For the entries that follow, state how many lines include the word "Pound", giving the number and nothing else.

--- begin DATASET EXTRACT ---

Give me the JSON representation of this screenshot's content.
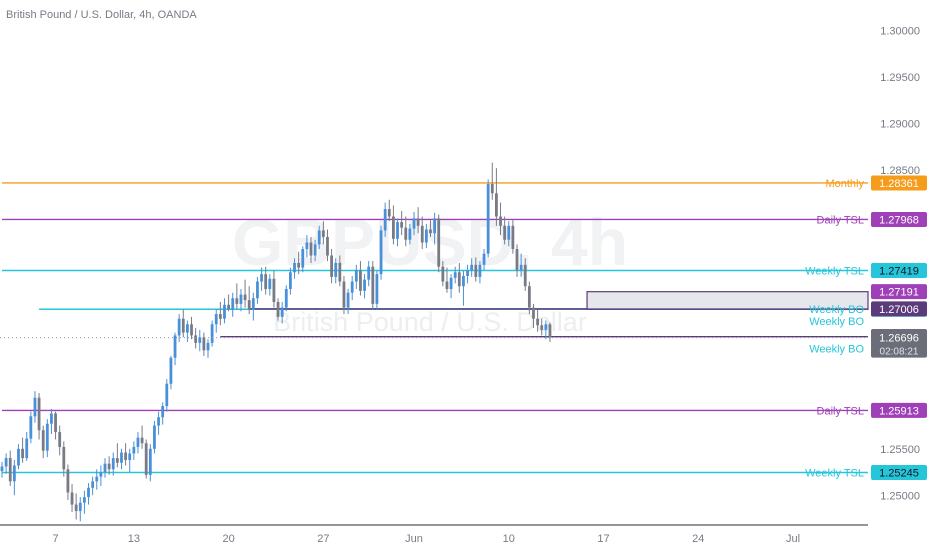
{
  "header": {
    "symbol_title": "British Pound / U.S. Dollar, 4h, OANDA"
  },
  "watermark": {
    "ticker": "GBPUSD, 4h",
    "description": "British Pound / U.S. Dollar"
  },
  "colors": {
    "up": "#4a90d9",
    "down": "#787b86",
    "monthly": "#f59c1a",
    "daily_tsl": "#a040b8",
    "weekly_tsl": "#26c6da",
    "weekly_bo": "#5c3b7a",
    "axis_text": "#787b86",
    "current_price_bg": "#6b6e78"
  },
  "chart_data": {
    "type": "candlestick",
    "y_range": [
      1.2468,
      1.3033
    ],
    "y_ticks": [
      "1.30000",
      "1.29500",
      "1.29000",
      "1.28500",
      "1.25500",
      "1.25000"
    ],
    "x_ticks": [
      {
        "label": "7",
        "index": 13
      },
      {
        "label": "13",
        "index": 32
      },
      {
        "label": "20",
        "index": 55
      },
      {
        "label": "27",
        "index": 78
      },
      {
        "label": "Jun",
        "index": 100
      },
      {
        "label": "10",
        "index": 123
      },
      {
        "label": "17",
        "index": 146
      },
      {
        "label": "24",
        "index": 169
      },
      {
        "label": "Jul",
        "index": 192
      }
    ],
    "levels": [
      {
        "label": "Monthly",
        "price": "1.28361",
        "value": 1.28361,
        "style": "monthly",
        "start_index": 0
      },
      {
        "label": "Daily TSL",
        "price": "1.27968",
        "value": 1.27968,
        "style": "daily_tsl",
        "start_index": 0
      },
      {
        "label": "Weekly TSL",
        "price": "1.27419",
        "value": 1.27419,
        "style": "weekly_tsl",
        "start_index": 0
      },
      {
        "label": "Weekly TSL",
        "price": "1.25245",
        "value": 1.25245,
        "style": "weekly_tsl",
        "start_index": 0
      },
      {
        "label": "Daily TSL",
        "price": "1.25913",
        "value": 1.25913,
        "style": "daily_tsl",
        "start_index": 0
      },
      {
        "label": "Weekly BO",
        "price": "1.27002",
        "value": 1.27002,
        "style": "weekly_tsl",
        "start_index": 9
      },
      {
        "label": "Weekly BO",
        "price": "1.26707",
        "value": 1.26707,
        "style": "weekly_bo",
        "start_index": 53
      },
      {
        "label": "Weekly BO",
        "price": "1.27006",
        "value": 1.27006,
        "style": "weekly_bo",
        "start_index": 60
      }
    ],
    "extra_price_labels": [
      {
        "price": "1.27191",
        "value": 1.27191,
        "style": "daily_tsl"
      }
    ],
    "box": {
      "top": 1.27191,
      "bottom": 1.27002,
      "start_index": 142
    },
    "current_price": {
      "price": "1.26696",
      "value": 1.26696,
      "countdown": "02:08:21"
    },
    "candles": [
      [
        1.2526,
        1.2536,
        1.2519,
        1.2531
      ],
      [
        1.2531,
        1.2545,
        1.2523,
        1.254
      ],
      [
        1.254,
        1.2548,
        1.251,
        1.2515
      ],
      [
        1.2515,
        1.2538,
        1.25,
        1.2532
      ],
      [
        1.2532,
        1.2555,
        1.2528,
        1.255
      ],
      [
        1.255,
        1.2562,
        1.2535,
        1.254
      ],
      [
        1.254,
        1.2568,
        1.2537,
        1.2561
      ],
      [
        1.2561,
        1.259,
        1.2556,
        1.2585
      ],
      [
        1.2585,
        1.2612,
        1.2578,
        1.2605
      ],
      [
        1.2605,
        1.261,
        1.256,
        1.257
      ],
      [
        1.257,
        1.2575,
        1.254,
        1.2548
      ],
      [
        1.2548,
        1.2582,
        1.2541,
        1.2577
      ],
      [
        1.2577,
        1.2593,
        1.2566,
        1.2588
      ],
      [
        1.2588,
        1.259,
        1.256,
        1.2568
      ],
      [
        1.2568,
        1.2575,
        1.2543,
        1.2552
      ],
      [
        1.2552,
        1.2558,
        1.252,
        1.2528
      ],
      [
        1.2528,
        1.2533,
        1.2495,
        1.2503
      ],
      [
        1.2503,
        1.2512,
        1.2482,
        1.249
      ],
      [
        1.249,
        1.2502,
        1.2474,
        1.2483
      ],
      [
        1.2483,
        1.2498,
        1.2472,
        1.2492
      ],
      [
        1.2492,
        1.2505,
        1.248,
        1.2498
      ],
      [
        1.2498,
        1.2513,
        1.249,
        1.2508
      ],
      [
        1.2508,
        1.252,
        1.25,
        1.2515
      ],
      [
        1.2515,
        1.2528,
        1.2506,
        1.252
      ],
      [
        1.252,
        1.2532,
        1.251,
        1.2525
      ],
      [
        1.2525,
        1.254,
        1.2519,
        1.2534
      ],
      [
        1.2534,
        1.2542,
        1.2522,
        1.2528
      ],
      [
        1.2528,
        1.2546,
        1.2521,
        1.254
      ],
      [
        1.254,
        1.2556,
        1.253,
        1.2535
      ],
      [
        1.2535,
        1.255,
        1.2528,
        1.2546
      ],
      [
        1.2546,
        1.2556,
        1.2532,
        1.2538
      ],
      [
        1.2538,
        1.255,
        1.2525,
        1.2545
      ],
      [
        1.2545,
        1.2558,
        1.2538,
        1.2552
      ],
      [
        1.2552,
        1.2568,
        1.2545,
        1.2562
      ],
      [
        1.2562,
        1.2575,
        1.255,
        1.2556
      ],
      [
        1.2556,
        1.256,
        1.2518,
        1.2522
      ],
      [
        1.2522,
        1.2555,
        1.2515,
        1.255
      ],
      [
        1.255,
        1.258,
        1.2545,
        1.2575
      ],
      [
        1.2575,
        1.259,
        1.2565,
        1.2584
      ],
      [
        1.2584,
        1.26,
        1.2576,
        1.2596
      ],
      [
        1.2596,
        1.2625,
        1.259,
        1.262
      ],
      [
        1.262,
        1.265,
        1.2614,
        1.2648
      ],
      [
        1.2648,
        1.2675,
        1.264,
        1.2672
      ],
      [
        1.2672,
        1.2695,
        1.2665,
        1.269
      ],
      [
        1.269,
        1.27,
        1.267,
        1.2675
      ],
      [
        1.2675,
        1.2688,
        1.2665,
        1.2684
      ],
      [
        1.2684,
        1.2692,
        1.2668,
        1.2672
      ],
      [
        1.2672,
        1.268,
        1.2658,
        1.2664
      ],
      [
        1.2664,
        1.2678,
        1.2655,
        1.267
      ],
      [
        1.267,
        1.2675,
        1.265,
        1.2656
      ],
      [
        1.2656,
        1.2668,
        1.2648,
        1.2664
      ],
      [
        1.2664,
        1.2688,
        1.266,
        1.2684
      ],
      [
        1.2684,
        1.27,
        1.2675,
        1.2695
      ],
      [
        1.2695,
        1.2708,
        1.2683,
        1.269
      ],
      [
        1.269,
        1.2712,
        1.2685,
        1.2705
      ],
      [
        1.2705,
        1.2716,
        1.2698,
        1.27
      ],
      [
        1.27,
        1.2718,
        1.2692,
        1.2712
      ],
      [
        1.2712,
        1.2728,
        1.27,
        1.2706
      ],
      [
        1.2706,
        1.2722,
        1.2698,
        1.2716
      ],
      [
        1.2716,
        1.2732,
        1.2702,
        1.271
      ],
      [
        1.271,
        1.2725,
        1.2695,
        1.27
      ],
      [
        1.27,
        1.2718,
        1.2688,
        1.2712
      ],
      [
        1.2712,
        1.2735,
        1.2706,
        1.273
      ],
      [
        1.273,
        1.2745,
        1.272,
        1.2738
      ],
      [
        1.2738,
        1.2746,
        1.2716,
        1.2722
      ],
      [
        1.2722,
        1.2738,
        1.2715,
        1.2733
      ],
      [
        1.2733,
        1.2742,
        1.2702,
        1.2708
      ],
      [
        1.2708,
        1.2712,
        1.2688,
        1.2692
      ],
      [
        1.2692,
        1.2708,
        1.2685,
        1.2702
      ],
      [
        1.2702,
        1.2726,
        1.2698,
        1.2722
      ],
      [
        1.2722,
        1.2745,
        1.2716,
        1.274
      ],
      [
        1.274,
        1.2755,
        1.2733,
        1.275
      ],
      [
        1.275,
        1.2762,
        1.2738,
        1.2745
      ],
      [
        1.2745,
        1.2768,
        1.274,
        1.2765
      ],
      [
        1.2765,
        1.278,
        1.2756,
        1.2772
      ],
      [
        1.2772,
        1.2778,
        1.275,
        1.2758
      ],
      [
        1.2758,
        1.2775,
        1.2752,
        1.277
      ],
      [
        1.277,
        1.279,
        1.2765,
        1.2785
      ],
      [
        1.2785,
        1.2795,
        1.277,
        1.2778
      ],
      [
        1.2778,
        1.2786,
        1.2752,
        1.2758
      ],
      [
        1.2758,
        1.2765,
        1.2728,
        1.2735
      ],
      [
        1.2735,
        1.2755,
        1.2728,
        1.275
      ],
      [
        1.275,
        1.2758,
        1.2725,
        1.273
      ],
      [
        1.273,
        1.2736,
        1.2695,
        1.2702
      ],
      [
        1.2702,
        1.2722,
        1.2695,
        1.2718
      ],
      [
        1.2718,
        1.2736,
        1.271,
        1.273
      ],
      [
        1.273,
        1.2748,
        1.2722,
        1.2742
      ],
      [
        1.2742,
        1.2752,
        1.2715,
        1.272
      ],
      [
        1.272,
        1.2738,
        1.2712,
        1.2732
      ],
      [
        1.2732,
        1.2752,
        1.2725,
        1.2746
      ],
      [
        1.2746,
        1.2752,
        1.27,
        1.2706
      ],
      [
        1.2706,
        1.2742,
        1.27,
        1.2738
      ],
      [
        1.2738,
        1.279,
        1.2732,
        1.2785
      ],
      [
        1.2785,
        1.2815,
        1.2778,
        1.2808
      ],
      [
        1.2808,
        1.2818,
        1.2795,
        1.28
      ],
      [
        1.28,
        1.2812,
        1.277,
        1.2776
      ],
      [
        1.2776,
        1.2798,
        1.2768,
        1.2794
      ],
      [
        1.2794,
        1.2806,
        1.278,
        1.2788
      ],
      [
        1.2788,
        1.28,
        1.2768,
        1.2775
      ],
      [
        1.2775,
        1.2792,
        1.277,
        1.2787
      ],
      [
        1.2787,
        1.2805,
        1.278,
        1.2798
      ],
      [
        1.2798,
        1.281,
        1.2782,
        1.279
      ],
      [
        1.279,
        1.28,
        1.2765,
        1.2772
      ],
      [
        1.2772,
        1.2792,
        1.2766,
        1.2786
      ],
      [
        1.2786,
        1.2796,
        1.2778,
        1.2782
      ],
      [
        1.2782,
        1.2804,
        1.277,
        1.2798
      ],
      [
        1.2798,
        1.2802,
        1.274,
        1.2746
      ],
      [
        1.2746,
        1.2752,
        1.2725,
        1.273
      ],
      [
        1.273,
        1.2745,
        1.2718,
        1.2722
      ],
      [
        1.2722,
        1.2738,
        1.2712,
        1.2734
      ],
      [
        1.2734,
        1.2746,
        1.2728,
        1.274
      ],
      [
        1.274,
        1.275,
        1.2718,
        1.2725
      ],
      [
        1.2725,
        1.2742,
        1.2704,
        1.2736
      ],
      [
        1.2736,
        1.2748,
        1.2728,
        1.2742
      ],
      [
        1.2742,
        1.2755,
        1.2735,
        1.2748
      ],
      [
        1.2748,
        1.2756,
        1.273,
        1.2735
      ],
      [
        1.2735,
        1.2752,
        1.2728,
        1.2748
      ],
      [
        1.2748,
        1.2765,
        1.2742,
        1.276
      ],
      [
        1.276,
        1.284,
        1.2756,
        1.2835
      ],
      [
        1.2835,
        1.2858,
        1.2818,
        1.2825
      ],
      [
        1.2825,
        1.2852,
        1.279,
        1.28
      ],
      [
        1.28,
        1.2815,
        1.278,
        1.279
      ],
      [
        1.279,
        1.28,
        1.277,
        1.2775
      ],
      [
        1.2775,
        1.2795,
        1.2768,
        1.279
      ],
      [
        1.279,
        1.2796,
        1.276,
        1.2765
      ],
      [
        1.2765,
        1.277,
        1.2735,
        1.2742
      ],
      [
        1.2742,
        1.276,
        1.2735,
        1.2748
      ],
      [
        1.2748,
        1.2755,
        1.272,
        1.2725
      ],
      [
        1.2725,
        1.273,
        1.2695,
        1.2702
      ],
      [
        1.2702,
        1.2706,
        1.268,
        1.269
      ],
      [
        1.269,
        1.27,
        1.2676,
        1.2683
      ],
      [
        1.2683,
        1.269,
        1.2672,
        1.2678
      ],
      [
        1.2678,
        1.2688,
        1.2668,
        1.2684
      ],
      [
        1.2684,
        1.2686,
        1.2665,
        1.267
      ]
    ]
  }
}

--- end DATASET EXTRACT ---

▶ [FULL RESPONSE]: 2